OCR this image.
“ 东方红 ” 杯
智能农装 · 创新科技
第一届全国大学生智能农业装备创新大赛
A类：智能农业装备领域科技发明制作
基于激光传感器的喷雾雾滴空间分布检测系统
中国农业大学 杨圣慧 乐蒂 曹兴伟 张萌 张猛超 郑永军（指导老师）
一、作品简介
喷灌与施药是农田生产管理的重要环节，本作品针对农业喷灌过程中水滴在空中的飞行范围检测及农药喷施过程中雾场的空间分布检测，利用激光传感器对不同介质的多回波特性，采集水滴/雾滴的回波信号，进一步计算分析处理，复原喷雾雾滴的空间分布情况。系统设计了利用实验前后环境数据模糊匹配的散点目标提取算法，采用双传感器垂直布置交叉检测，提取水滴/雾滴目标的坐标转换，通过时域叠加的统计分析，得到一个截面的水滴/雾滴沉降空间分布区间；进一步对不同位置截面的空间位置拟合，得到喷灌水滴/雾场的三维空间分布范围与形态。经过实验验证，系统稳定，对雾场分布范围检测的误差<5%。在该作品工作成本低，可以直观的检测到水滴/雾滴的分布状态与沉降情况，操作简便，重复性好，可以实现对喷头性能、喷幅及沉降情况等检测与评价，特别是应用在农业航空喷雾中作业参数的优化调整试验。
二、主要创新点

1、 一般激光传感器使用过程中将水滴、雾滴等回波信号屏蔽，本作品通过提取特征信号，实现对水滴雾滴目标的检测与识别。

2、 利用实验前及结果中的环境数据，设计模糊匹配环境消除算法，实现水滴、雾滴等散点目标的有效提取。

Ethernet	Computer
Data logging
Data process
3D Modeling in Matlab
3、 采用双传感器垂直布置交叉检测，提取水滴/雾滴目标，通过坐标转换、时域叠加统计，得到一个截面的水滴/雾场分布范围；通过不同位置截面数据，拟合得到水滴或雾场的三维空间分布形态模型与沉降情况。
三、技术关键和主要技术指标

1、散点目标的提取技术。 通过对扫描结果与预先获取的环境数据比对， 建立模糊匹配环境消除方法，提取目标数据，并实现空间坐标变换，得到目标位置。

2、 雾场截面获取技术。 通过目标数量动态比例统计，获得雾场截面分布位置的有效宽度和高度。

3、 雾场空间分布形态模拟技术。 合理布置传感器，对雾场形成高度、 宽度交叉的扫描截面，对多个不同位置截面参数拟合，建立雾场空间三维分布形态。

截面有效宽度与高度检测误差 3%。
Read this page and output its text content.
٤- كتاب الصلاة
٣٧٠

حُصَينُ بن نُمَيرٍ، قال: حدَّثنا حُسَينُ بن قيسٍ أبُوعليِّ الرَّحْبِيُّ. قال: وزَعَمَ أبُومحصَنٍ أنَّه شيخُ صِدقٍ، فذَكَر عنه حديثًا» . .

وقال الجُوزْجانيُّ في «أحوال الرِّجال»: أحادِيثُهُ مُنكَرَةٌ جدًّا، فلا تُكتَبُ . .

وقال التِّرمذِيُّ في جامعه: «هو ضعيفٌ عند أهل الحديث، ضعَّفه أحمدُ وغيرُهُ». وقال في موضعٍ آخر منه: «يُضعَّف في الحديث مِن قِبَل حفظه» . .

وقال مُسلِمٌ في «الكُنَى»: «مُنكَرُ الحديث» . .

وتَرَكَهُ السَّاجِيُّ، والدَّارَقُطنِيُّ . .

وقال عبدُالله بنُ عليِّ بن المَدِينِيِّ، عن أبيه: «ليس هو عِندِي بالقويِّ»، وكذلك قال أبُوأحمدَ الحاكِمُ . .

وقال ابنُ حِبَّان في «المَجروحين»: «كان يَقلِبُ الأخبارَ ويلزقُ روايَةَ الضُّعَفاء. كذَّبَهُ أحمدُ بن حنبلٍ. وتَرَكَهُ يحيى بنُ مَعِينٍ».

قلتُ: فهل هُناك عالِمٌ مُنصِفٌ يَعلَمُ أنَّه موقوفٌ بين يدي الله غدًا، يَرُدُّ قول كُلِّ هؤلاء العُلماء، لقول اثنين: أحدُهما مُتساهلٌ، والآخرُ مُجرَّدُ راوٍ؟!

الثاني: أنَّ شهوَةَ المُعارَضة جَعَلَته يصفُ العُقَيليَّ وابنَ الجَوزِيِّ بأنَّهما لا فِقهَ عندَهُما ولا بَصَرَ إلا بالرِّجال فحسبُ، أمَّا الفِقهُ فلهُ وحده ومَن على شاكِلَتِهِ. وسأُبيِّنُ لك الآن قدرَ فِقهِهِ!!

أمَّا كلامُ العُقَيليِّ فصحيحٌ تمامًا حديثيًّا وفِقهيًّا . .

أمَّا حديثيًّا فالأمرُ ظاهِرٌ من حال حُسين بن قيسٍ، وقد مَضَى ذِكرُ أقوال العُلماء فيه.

****************************************

Find each line that has the word "this", then copy it out.

OCR this image.
Read this page and output its text content.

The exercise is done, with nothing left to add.